Listed records start

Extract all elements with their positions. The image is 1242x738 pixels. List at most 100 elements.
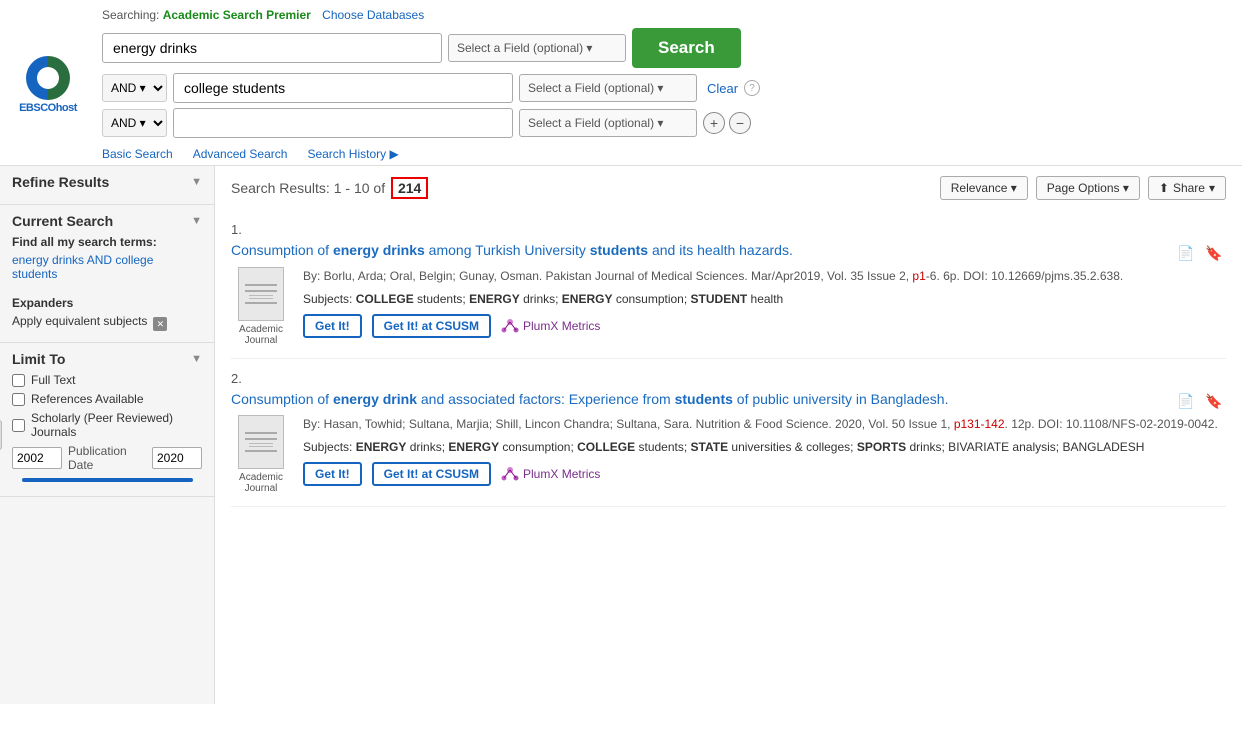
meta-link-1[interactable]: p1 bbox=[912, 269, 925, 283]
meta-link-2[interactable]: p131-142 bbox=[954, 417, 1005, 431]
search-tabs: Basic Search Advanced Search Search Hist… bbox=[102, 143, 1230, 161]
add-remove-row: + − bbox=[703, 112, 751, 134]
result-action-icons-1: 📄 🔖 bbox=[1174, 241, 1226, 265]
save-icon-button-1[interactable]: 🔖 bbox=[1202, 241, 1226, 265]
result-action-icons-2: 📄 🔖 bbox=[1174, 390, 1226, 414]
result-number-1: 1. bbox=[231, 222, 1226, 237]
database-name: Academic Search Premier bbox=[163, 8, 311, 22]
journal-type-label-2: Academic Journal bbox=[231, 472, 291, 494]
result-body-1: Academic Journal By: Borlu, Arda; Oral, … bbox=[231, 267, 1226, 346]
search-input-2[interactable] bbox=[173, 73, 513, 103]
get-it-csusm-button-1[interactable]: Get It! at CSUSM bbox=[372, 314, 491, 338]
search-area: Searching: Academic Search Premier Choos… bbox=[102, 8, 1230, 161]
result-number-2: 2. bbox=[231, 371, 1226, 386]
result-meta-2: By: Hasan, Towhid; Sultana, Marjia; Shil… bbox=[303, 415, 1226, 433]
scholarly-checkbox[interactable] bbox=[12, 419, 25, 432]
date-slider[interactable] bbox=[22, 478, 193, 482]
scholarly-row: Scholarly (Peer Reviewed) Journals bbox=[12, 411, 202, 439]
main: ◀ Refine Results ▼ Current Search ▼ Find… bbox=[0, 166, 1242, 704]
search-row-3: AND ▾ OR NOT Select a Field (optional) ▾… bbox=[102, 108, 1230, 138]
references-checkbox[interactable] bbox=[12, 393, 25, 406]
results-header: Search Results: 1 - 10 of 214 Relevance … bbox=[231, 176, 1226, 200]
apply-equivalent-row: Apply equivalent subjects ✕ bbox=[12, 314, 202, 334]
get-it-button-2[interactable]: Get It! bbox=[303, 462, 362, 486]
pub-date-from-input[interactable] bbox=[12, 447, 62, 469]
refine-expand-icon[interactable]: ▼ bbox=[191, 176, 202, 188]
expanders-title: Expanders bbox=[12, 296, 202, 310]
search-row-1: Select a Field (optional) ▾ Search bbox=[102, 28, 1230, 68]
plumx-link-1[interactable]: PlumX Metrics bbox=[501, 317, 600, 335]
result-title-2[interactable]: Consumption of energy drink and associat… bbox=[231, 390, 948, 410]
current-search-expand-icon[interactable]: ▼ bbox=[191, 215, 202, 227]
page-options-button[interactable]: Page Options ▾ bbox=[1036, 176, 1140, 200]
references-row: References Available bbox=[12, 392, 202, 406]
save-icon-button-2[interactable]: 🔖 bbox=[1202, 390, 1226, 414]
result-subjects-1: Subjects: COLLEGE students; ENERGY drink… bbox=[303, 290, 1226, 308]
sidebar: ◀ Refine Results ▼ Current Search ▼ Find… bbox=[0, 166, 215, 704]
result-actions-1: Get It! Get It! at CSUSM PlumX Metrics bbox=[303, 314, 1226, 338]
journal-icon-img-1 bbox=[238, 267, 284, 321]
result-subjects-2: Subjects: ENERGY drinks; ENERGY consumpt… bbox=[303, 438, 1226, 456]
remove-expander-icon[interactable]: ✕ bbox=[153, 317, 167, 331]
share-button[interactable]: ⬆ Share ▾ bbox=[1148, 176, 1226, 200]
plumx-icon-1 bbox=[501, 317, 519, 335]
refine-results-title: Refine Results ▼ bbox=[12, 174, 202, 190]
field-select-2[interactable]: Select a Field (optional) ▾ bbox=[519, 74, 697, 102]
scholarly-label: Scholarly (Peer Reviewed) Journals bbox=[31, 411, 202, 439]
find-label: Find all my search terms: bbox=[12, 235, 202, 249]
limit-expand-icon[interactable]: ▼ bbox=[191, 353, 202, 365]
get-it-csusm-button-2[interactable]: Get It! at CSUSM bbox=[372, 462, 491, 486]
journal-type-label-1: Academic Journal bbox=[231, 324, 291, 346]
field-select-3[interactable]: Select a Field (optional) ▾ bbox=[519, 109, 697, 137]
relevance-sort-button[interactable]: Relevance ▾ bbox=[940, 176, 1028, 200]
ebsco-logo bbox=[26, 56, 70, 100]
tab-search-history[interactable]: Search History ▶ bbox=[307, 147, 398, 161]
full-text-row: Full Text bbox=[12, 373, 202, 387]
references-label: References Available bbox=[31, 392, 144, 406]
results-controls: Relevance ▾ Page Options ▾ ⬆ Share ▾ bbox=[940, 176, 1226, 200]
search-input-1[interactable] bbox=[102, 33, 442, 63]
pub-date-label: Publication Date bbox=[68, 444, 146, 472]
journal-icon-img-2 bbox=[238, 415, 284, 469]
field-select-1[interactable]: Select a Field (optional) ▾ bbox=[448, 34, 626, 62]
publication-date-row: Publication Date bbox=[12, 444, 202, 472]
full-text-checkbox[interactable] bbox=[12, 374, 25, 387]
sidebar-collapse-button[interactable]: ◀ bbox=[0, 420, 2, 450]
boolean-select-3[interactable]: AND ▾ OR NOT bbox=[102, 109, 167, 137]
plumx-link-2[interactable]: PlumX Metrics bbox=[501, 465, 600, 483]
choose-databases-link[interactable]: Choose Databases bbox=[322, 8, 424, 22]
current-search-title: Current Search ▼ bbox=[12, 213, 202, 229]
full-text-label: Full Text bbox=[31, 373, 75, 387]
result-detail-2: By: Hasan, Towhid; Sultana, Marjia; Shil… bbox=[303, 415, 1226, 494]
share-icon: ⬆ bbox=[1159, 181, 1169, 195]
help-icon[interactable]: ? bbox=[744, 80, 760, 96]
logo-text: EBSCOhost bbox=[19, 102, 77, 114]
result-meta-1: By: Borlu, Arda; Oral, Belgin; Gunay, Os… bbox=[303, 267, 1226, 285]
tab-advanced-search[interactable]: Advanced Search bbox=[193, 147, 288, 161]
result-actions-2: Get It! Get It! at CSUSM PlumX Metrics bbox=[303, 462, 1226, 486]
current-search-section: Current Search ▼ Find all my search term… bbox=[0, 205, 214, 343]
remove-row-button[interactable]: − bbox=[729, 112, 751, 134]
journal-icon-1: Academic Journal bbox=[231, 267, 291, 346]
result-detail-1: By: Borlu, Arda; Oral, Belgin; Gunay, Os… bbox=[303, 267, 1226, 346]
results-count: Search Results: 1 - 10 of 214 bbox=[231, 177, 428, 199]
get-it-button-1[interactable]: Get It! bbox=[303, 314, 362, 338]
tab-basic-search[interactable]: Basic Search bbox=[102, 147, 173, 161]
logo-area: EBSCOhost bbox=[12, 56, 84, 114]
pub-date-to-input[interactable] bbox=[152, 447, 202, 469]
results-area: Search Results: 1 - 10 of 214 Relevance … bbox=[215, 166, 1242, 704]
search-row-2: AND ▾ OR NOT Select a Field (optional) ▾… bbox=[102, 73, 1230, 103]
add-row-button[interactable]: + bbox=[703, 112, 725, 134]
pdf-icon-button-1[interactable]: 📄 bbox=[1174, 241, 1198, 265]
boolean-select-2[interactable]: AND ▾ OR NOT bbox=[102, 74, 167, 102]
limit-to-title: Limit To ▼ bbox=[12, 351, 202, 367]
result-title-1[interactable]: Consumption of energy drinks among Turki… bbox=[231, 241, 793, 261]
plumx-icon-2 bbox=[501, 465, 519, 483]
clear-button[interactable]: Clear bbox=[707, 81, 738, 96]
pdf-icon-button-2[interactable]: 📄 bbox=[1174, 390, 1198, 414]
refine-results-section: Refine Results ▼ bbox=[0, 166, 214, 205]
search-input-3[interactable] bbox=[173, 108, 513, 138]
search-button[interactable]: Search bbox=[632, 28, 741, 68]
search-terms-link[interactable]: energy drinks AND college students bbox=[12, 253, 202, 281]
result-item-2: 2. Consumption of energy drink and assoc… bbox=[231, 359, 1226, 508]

Listed records end
Listed records start

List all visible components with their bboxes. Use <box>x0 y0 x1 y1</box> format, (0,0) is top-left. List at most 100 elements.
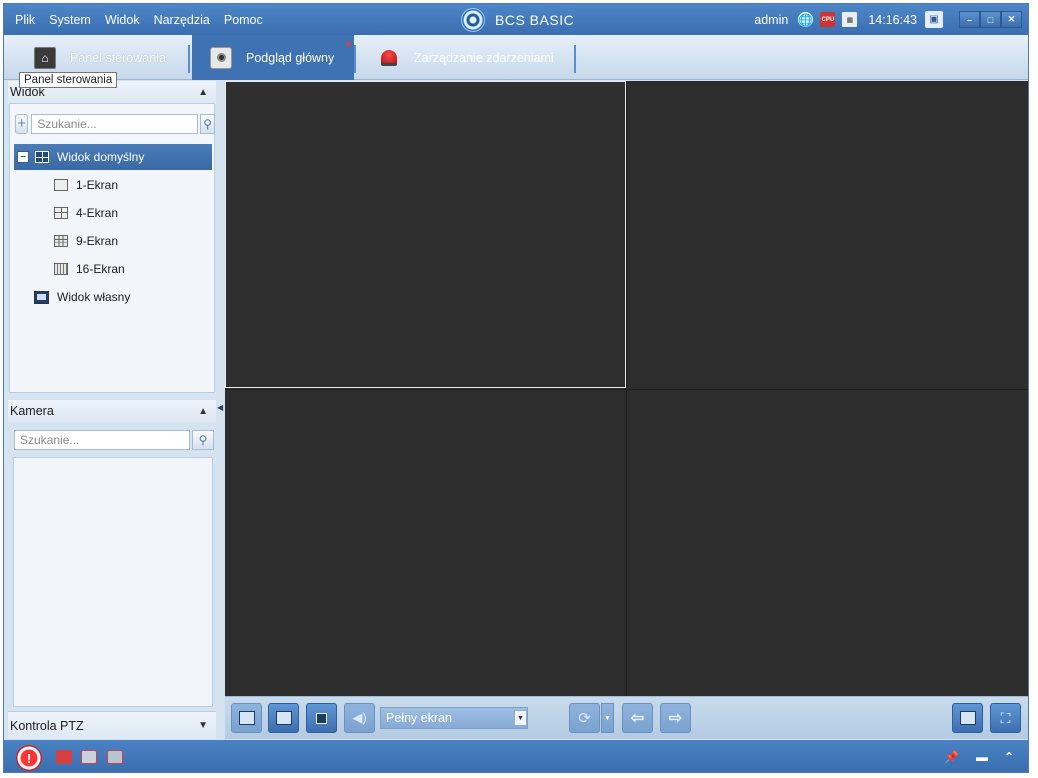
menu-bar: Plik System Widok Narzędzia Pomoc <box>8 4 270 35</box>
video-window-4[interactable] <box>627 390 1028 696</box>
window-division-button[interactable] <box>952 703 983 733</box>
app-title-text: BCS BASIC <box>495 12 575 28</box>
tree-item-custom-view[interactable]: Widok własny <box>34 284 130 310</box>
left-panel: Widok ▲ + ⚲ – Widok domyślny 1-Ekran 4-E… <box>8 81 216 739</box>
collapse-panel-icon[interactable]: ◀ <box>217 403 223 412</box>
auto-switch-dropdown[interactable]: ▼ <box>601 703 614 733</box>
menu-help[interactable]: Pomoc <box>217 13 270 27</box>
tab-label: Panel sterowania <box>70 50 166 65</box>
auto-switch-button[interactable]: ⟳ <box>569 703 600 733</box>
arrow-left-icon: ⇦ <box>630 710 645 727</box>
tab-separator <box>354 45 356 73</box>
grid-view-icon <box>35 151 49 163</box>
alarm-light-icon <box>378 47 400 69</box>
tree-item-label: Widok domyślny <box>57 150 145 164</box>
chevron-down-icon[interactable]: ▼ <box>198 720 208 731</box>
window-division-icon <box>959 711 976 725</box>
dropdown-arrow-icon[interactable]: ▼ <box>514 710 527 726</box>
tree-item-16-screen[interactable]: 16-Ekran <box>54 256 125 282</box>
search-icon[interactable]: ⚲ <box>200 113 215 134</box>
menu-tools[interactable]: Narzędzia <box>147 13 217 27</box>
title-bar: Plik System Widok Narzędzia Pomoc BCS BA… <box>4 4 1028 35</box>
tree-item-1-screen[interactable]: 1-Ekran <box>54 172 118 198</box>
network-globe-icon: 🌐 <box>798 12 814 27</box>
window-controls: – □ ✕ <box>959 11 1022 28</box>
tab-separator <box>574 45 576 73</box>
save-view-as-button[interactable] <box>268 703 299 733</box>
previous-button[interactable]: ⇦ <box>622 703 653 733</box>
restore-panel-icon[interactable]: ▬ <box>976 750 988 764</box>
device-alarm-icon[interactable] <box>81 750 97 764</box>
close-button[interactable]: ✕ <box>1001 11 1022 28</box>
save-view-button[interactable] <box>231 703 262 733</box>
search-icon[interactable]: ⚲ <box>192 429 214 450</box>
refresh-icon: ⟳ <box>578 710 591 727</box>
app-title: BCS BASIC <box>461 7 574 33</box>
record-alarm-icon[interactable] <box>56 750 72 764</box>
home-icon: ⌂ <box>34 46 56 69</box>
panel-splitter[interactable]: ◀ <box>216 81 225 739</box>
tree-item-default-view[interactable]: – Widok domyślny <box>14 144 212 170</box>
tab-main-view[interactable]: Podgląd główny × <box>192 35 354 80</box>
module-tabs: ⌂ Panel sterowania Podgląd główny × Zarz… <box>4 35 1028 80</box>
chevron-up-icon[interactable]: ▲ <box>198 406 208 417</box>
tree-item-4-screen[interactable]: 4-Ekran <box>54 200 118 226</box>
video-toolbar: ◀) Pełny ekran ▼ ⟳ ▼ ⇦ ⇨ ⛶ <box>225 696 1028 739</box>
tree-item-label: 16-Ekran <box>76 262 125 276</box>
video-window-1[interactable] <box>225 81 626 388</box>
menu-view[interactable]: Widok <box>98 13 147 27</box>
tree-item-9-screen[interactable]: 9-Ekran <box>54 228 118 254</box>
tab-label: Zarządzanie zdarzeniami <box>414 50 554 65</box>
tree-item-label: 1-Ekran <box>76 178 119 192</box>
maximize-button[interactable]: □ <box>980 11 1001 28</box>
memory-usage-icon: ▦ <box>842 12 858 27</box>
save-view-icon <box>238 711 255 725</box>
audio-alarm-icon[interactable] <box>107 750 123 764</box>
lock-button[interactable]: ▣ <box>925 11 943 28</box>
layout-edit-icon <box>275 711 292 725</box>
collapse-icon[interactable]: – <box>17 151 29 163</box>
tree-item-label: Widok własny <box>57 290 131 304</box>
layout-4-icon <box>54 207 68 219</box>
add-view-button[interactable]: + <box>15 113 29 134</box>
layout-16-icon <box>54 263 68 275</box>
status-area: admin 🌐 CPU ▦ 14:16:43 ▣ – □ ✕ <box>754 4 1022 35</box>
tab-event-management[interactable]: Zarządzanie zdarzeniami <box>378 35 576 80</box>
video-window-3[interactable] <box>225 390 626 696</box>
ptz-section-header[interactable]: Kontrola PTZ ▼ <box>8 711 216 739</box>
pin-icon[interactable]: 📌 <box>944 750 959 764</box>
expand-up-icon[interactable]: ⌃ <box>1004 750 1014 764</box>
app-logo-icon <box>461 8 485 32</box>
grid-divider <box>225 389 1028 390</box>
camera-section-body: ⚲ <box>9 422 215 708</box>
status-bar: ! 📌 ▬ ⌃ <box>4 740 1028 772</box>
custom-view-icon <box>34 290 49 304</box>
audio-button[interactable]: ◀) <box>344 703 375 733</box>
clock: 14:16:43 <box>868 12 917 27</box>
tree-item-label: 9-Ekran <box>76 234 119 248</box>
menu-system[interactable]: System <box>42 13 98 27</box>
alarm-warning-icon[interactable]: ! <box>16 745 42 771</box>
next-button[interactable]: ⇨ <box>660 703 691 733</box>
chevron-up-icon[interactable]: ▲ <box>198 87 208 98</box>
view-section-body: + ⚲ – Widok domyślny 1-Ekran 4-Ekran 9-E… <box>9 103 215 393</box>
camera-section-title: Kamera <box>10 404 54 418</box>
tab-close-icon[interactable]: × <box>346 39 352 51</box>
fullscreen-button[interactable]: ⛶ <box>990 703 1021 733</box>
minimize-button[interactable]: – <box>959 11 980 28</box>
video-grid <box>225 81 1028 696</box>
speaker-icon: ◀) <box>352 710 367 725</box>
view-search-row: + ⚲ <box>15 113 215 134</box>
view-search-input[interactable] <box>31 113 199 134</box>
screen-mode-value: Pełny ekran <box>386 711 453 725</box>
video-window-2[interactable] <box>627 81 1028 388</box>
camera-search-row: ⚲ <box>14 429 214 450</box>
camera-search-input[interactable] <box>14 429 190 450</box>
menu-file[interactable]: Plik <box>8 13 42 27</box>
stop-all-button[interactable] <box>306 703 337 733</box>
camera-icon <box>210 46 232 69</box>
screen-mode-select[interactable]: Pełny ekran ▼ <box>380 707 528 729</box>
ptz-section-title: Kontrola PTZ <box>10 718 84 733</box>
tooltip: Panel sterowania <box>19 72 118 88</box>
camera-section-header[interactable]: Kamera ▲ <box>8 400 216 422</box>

Listed records end

Please output the entries from the line with "meta-link-1[interactable]: p1 bbox=[912, 269, 925, 283]" through the line with "save-icon-button-2[interactable]: 🔖 bbox=[1202, 390, 1226, 414]" as a Markdown table with the columns No. and Line, skipping any blank lines.

| No. | Line |
|---|---|
| 1 | meta-link-1[interactable]: p1 bbox=[912, 269, 925, 283] |
| 2 | meta-link-2[interactable]: p131-142 bbox=[954, 417, 1005, 431] |
| 3 | search-tabs: Basic Search Advanced Search Search Hist… bbox=[102, 143, 1230, 161] |
| 4 | add-remove-row: + − bbox=[703, 112, 751, 134] |
| 5 | result-action-icons-1: 📄 🔖 bbox=[1174, 241, 1226, 265] |
| 6 | save-icon-button-1[interactable]: 🔖 bbox=[1202, 241, 1226, 265] |
| 7 | result-action-icons-2: 📄 🔖 bbox=[1174, 390, 1226, 414] |
| 8 | result-number-1: 1. bbox=[231, 222, 1226, 237] |
| 9 | database-name: Academic Search Premier bbox=[163, 8, 311, 22] |
| 10 | journal-type-label-2: Academic Journal bbox=[231, 472, 291, 494] |
| 11 | result-body-1: Academic Journal By: Borlu, Arda; Oral, … bbox=[231, 267, 1226, 346] |
| 12 | search-input-2[interactable] bbox=[173, 73, 513, 103] |
| 13 | get-it-csusm-button-1[interactable]: Get It! at CSUSM bbox=[372, 314, 491, 338] |
| 14 | search-area: Searching: Academic Search Premier Choos… bbox=[102, 8, 1230, 161] |
| 15 | result-number-2: 2. bbox=[231, 371, 1226, 386] |
| 16 | result-meta-2: By: Hasan, Towhid; Sultana, Marjia; Shil… bbox=[303, 415, 1226, 433] |
| 17 | scholarly-checkbox[interactable] bbox=[12, 419, 25, 432] |
| 18 | date-slider[interactable] bbox=[22, 478, 193, 482] |
| 19 | scholarly-row: Scholarly (Peer Reviewed) Journals bbox=[12, 411, 202, 439] |
| 20 | main: ◀ Refine Results ▼ Current Search ▼ Find… bbox=[0, 166, 1242, 704] |
| 21 | search-row-3: AND ▾ OR NOT Select a Field (optional) ▾… bbox=[102, 108, 1230, 138] |
| 22 | references-checkbox[interactable] bbox=[12, 393, 25, 406] |
| 23 | results-header: Search Results: 1 - 10 of 214 Relevance … bbox=[231, 176, 1226, 200] |
| 24 | apply-equivalent-row: Apply equivalent subjects ✕ bbox=[12, 314, 202, 334] |
| 25 | get-it-button-2[interactable]: Get It! bbox=[303, 462, 362, 486] |
| 26 | pub-date-from-input[interactable] bbox=[12, 447, 62, 469] |
| 27 | refine-expand-icon[interactable]: ▼ bbox=[191, 176, 202, 188] |
| 28 | expanders-title: Expanders bbox=[12, 296, 202, 310] |
| 29 | search-row-1: Select a Field (optional) ▾ Search bbox=[102, 28, 1230, 68] |
| 30 | plumx-link-1[interactable]: PlumX Metrics bbox=[501, 317, 600, 335] |
| 31 | result-title-2[interactable]: Consumption of energy drink and associat… bbox=[231, 390, 948, 410] |
| 32 | current-search-expand-icon[interactable]: ▼ bbox=[191, 215, 202, 227] |
| 33 | page-options-button[interactable]: Page Options ▾ bbox=[1036, 176, 1140, 200] |
| 34 | references-row: References Available bbox=[12, 392, 202, 406] |
| 35 | save-icon-button-2[interactable]: 🔖 bbox=[1202, 390, 1226, 414] |